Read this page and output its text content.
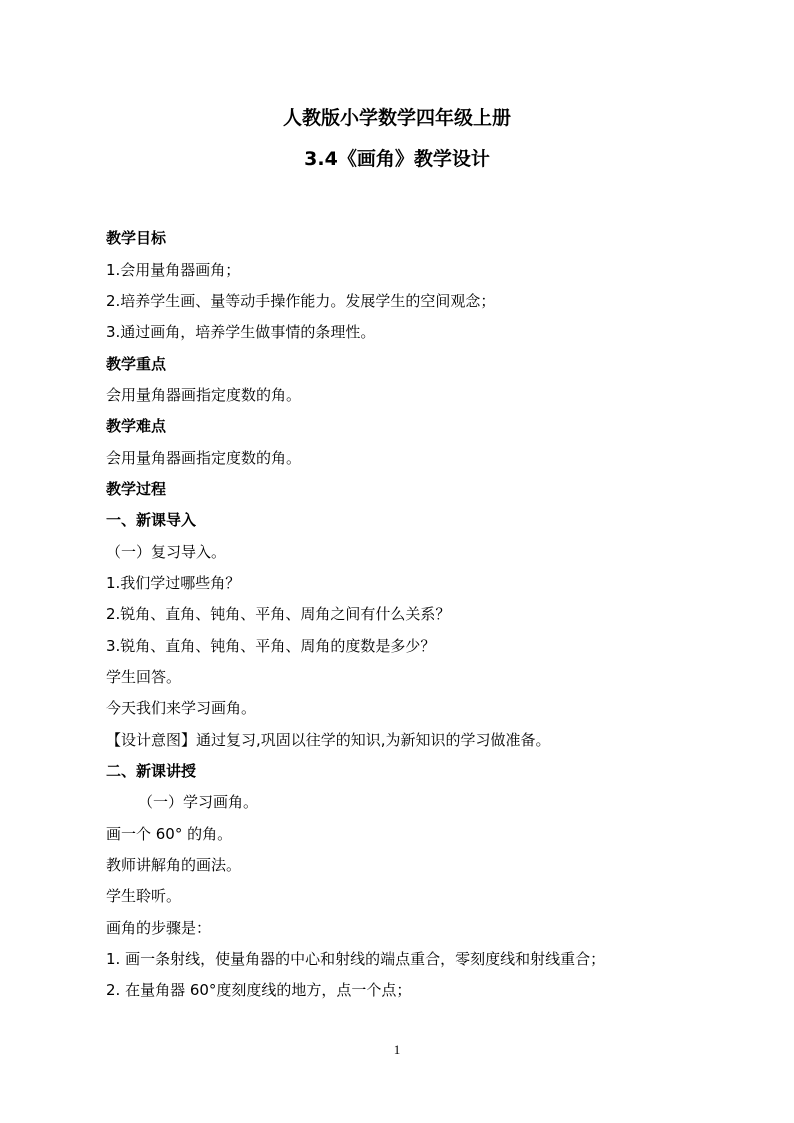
人教版小学数学四年级上册
3.4《画角》教学设计
教学目标
1.会用量角器画角；
2.培养学生画、量等动手操作能力。发展学生的空间观念；
3.通过画角，培养学生做事情的条理性。
教学重点
会用量角器画指定度数的角。
教学难点
会用量角器画指定度数的角。
教学过程
一、新课导入
（一）复习导入。
1.我们学过哪些角？
2.锐角、直角、钝角、平角、周角之间有什么关系？
3.锐角、直角、钝角、平角、周角的度数是多少？
学生回答。
今天我们来学习画角。
【设计意图】通过复习,巩固以往学的知识,为新知识的学习做准备。
二、新课讲授
（一）学习画角。
画一个 60° 的角。
教师讲解角的画法。
学生聆听。
画角的步骤是：
1. 画一条射线，使量角器的中心和射线的端点重合，零刻度线和射线重合；
2. 在量角器 60°度刻度线的地方，点一个点；
1
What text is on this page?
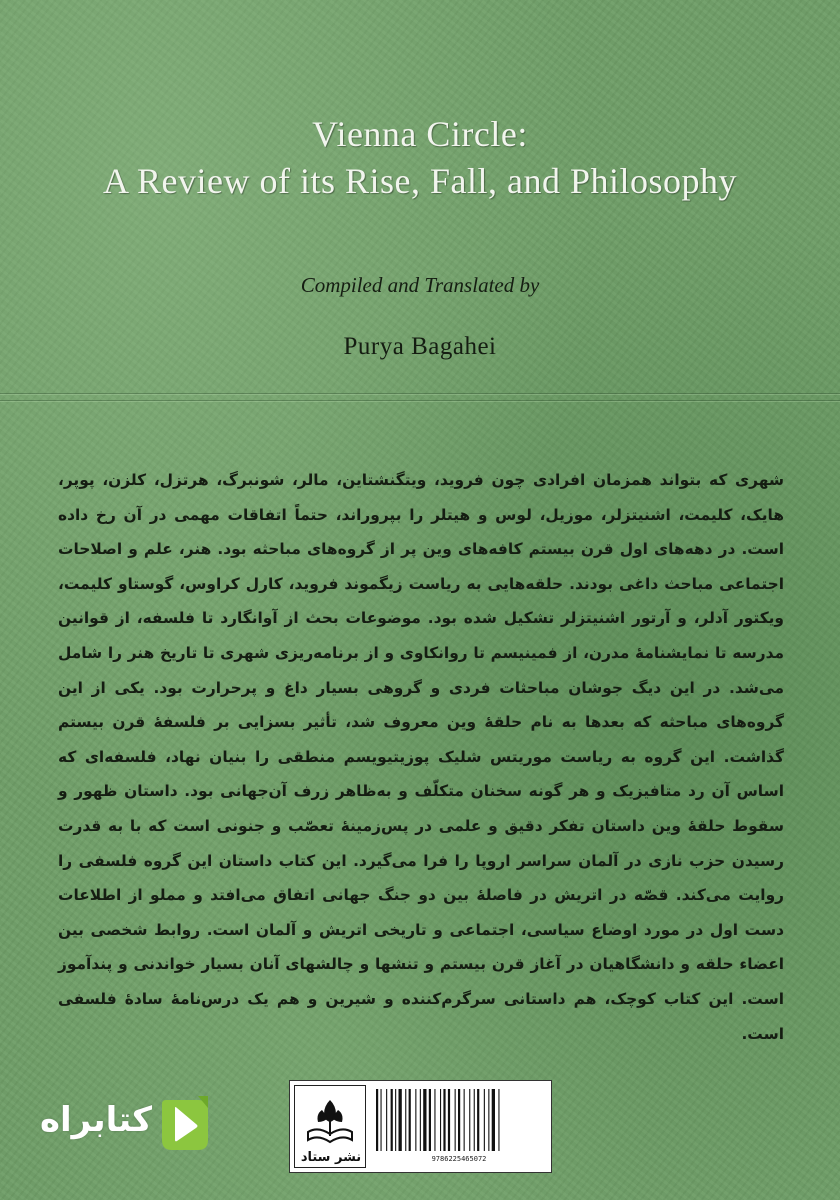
Vienna Circle:
A Review of its Rise, Fall, and Philosophy
Compiled and Translated by
Purya Bagahei
شهری که بتواند همزمان افرادی چون فروید، ویتگنشتاین، مالر، شونبرگ، هرتزل، کلزن، پوپر، هایک، کلیمت، اشنیتزلر، موزیل، لوس و هیتلر را بپروراند، حتماً اتفاقات مهمی در آن رخ داده است. در دهه‌های اول قرن بیستم کافه‌های وین پر از گروه‌های مباحثه بود. هنر، علم و اصلاحات اجتماعی مباحث داغی بودند. حلقه‌هایی به ریاست زیگموند فروید، کارل کراوس، گوستاو کلیمت، ویکتور آدلر، و آرتور اشنیتزلر تشکیل شده بود. موضوعات بحث از آوانگارد تا فلسفه، از قوانین مدرسه تا نمایشنامهٔ مدرن، از فمینیسم تا روانکاوی و از برنامه‌ریزی شهری تا تاریخ هنر را شامل می‌شد. در این دیگ جوشان مباحثات فردی و گروهی بسیار داغ و پرحرارت بود. یکی از این گروه‌های مباحثه که بعدها به نام حلقهٔ وین معروف شد، تأثیر بسزایی بر فلسفهٔ قرن بیستم گذاشت. این گروه به ریاست موریتس شلیک پوزیتیویسم منطقی را بنیان نهاد، فلسفه‌ای که اساس آن رد متافیزیک و هر گونه سخنان متکلّف و به‌ظاهر زرف آن‌جهانی بود. داستان ظهور و سقوط حلقهٔ وین داستان تفکر دقیق و علمی در پس‌زمینهٔ تعصّب و جنونی است که با به قدرت رسیدن حزب نازی در آلمان سراسر اروپا را فرا می‌گیرد. این کتاب داستان این گروه فلسفی را روایت می‌کند. قصّه در اتریش در فاصلهٔ بین دو جنگ جهانی اتفاق می‌افتد و مملو از اطلاعات دست اول در مورد اوضاع سیاسی، اجتماعی و تاریخی اتریش و آلمان است. روابط شخصی بین اعضاء حلقه و دانشگاهیان در آغاز قرن بیستم و تنشها و چالشهای آنان بسیار خواندنی و پندآموز است. این کتاب کوچک، هم داستانی سرگرم‌کننده و شیرین و هم یک درس‌نامهٔ سادهٔ فلسفی است.
کتابراه
نشر ستاد	9786225465072
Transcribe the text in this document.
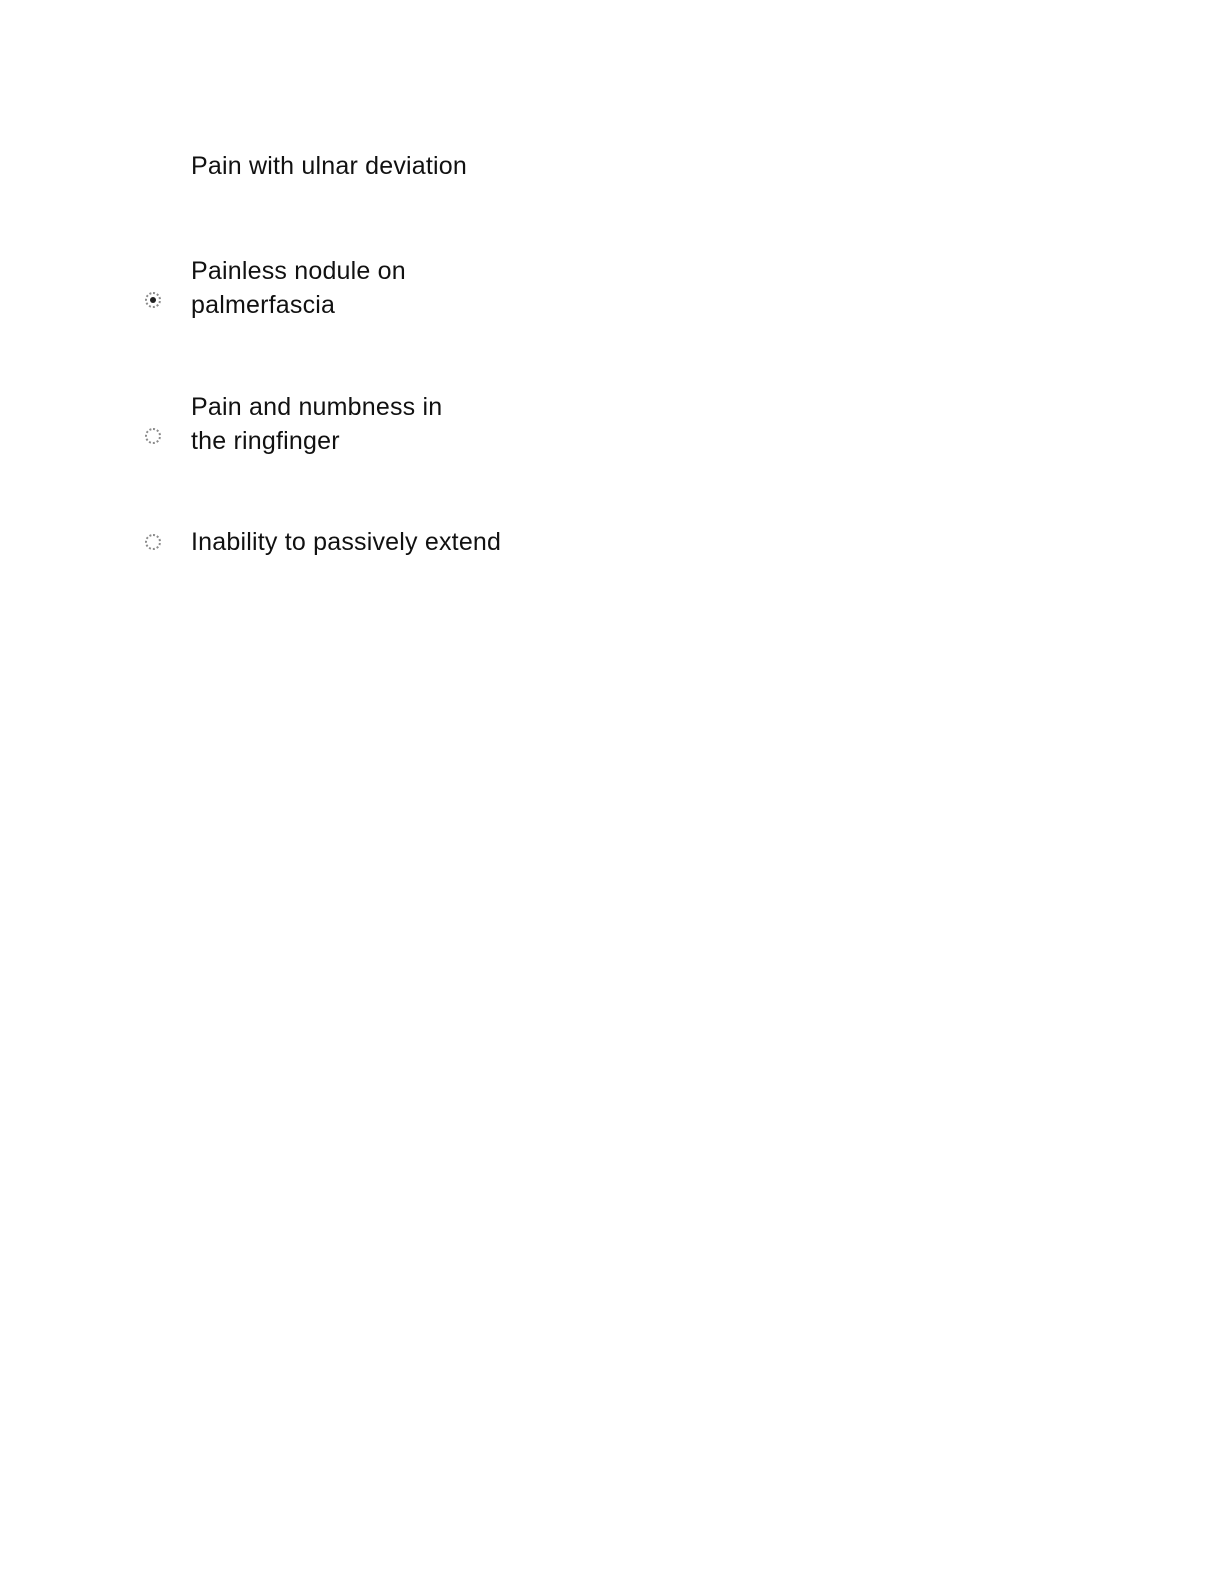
Pain with ulnar deviation
Painless nodule on
palmerfascia
Pain and numbness in
the ringfinger
Inability to passively extend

★ ★ ★

◆ Task objective
Exclude the pictures and transcribe all of the entries exactly.

◆ Result
Read this page and output its text content.
人教版小学数学四年级上册
3.4《画角》教学设计
教学目标
1.会用量角器画角；
2.培养学生画、量等动手操作能力。发展学生的空间观念；
3.通过画角，培养学生做事情的条理性。
教学重点
会用量角器画指定度数的角。
教学难点
会用量角器画指定度数的角。
教学过程
一、新课导入
（一）复习导入。
1.我们学过哪些角？
2.锐角、直角、钝角、平角、周角之间有什么关系？
3.锐角、直角、钝角、平角、周角的度数是多少？
学生回答。
今天我们来学习画角。
【设计意图】通过复习,巩固以往学的知识,为新知识的学习做准备。
二、新课讲授
（一）学习画角。
画一个 60° 的角。
教师讲解角的画法。
学生聆听。
画角的步骤是：
1. 画一条射线，使量角器的中心和射线的端点重合，零刻度线和射线重合；
2. 在量角器 60°度刻度线的地方，点一个点；
1
What text is on this page?
Vienna Circle:
A Review of its Rise, Fall, and Philosophy
Compiled and Translated by
Purya Bagahei
شهری که بتواند همزمان افرادی چون فروید، ویتگنشتاین، مالر، شونبرگ، هرتزل، کلزن، پوپر، هایک، کلیمت، اشنیتزلر، موزیل، لوس و هیتلر را بپروراند، حتماً اتفاقات مهمی در آن رخ داده است. در دهه‌های اول قرن بیستم کافه‌های وین پر از گروه‌های مباحثه بود. هنر، علم و اصلاحات اجتماعی مباحث داغی بودند. حلقه‌هایی به ریاست زیگموند فروید، کارل کراوس، گوستاو کلیمت، ویکتور آدلر، و آرتور اشنیتزلر تشکیل شده بود. موضوعات بحث از آوانگارد تا فلسفه، از قوانین مدرسه تا نمایشنامهٔ مدرن، از فمینیسم تا روانکاوی و از برنامه‌ریزی شهری تا تاریخ هنر را شامل می‌شد. در این دیگ جوشان مباحثات فردی و گروهی بسیار داغ و پرحرارت بود. یکی از این گروه‌های مباحثه که بعدها به نام حلقهٔ وین معروف شد، تأثیر بسزایی بر فلسفهٔ قرن بیستم گذاشت. این گروه به ریاست موریتس شلیک پوزیتیویسم منطقی را بنیان نهاد، فلسفه‌ای که اساس آن رد متافیزیک و هر گونه سخنان متکلّف و به‌ظاهر زرف آن‌جهانی بود. داستان ظهور و سقوط حلقهٔ وین داستان تفکر دقیق و علمی در پس‌زمینهٔ تعصّب و جنونی است که با به قدرت رسیدن حزب نازی در آلمان سراسر اروپا را فرا می‌گیرد. این کتاب داستان این گروه فلسفی را روایت می‌کند. قصّه در اتریش در فاصلهٔ بین دو جنگ جهانی اتفاق می‌افتد و مملو از اطلاعات دست اول در مورد اوضاع سیاسی، اجتماعی و تاریخی اتریش و آلمان است. روابط شخصی بین اعضاء حلقه و دانشگاهیان در آغاز قرن بیستم و تنشها و چالشهای آنان بسیار خواندنی و پندآموز است. این کتاب کوچک، هم داستانی سرگرم‌کننده و شیرین و هم یک درس‌نامهٔ سادهٔ فلسفی است.
کتابراه
نشر ستاد	9786225465072
Transcribe the text in this document.
Pain with ulnar deviation
Painless nodule on
palmerfascia
Pain and numbness in
the ringfinger
Inability to passively extend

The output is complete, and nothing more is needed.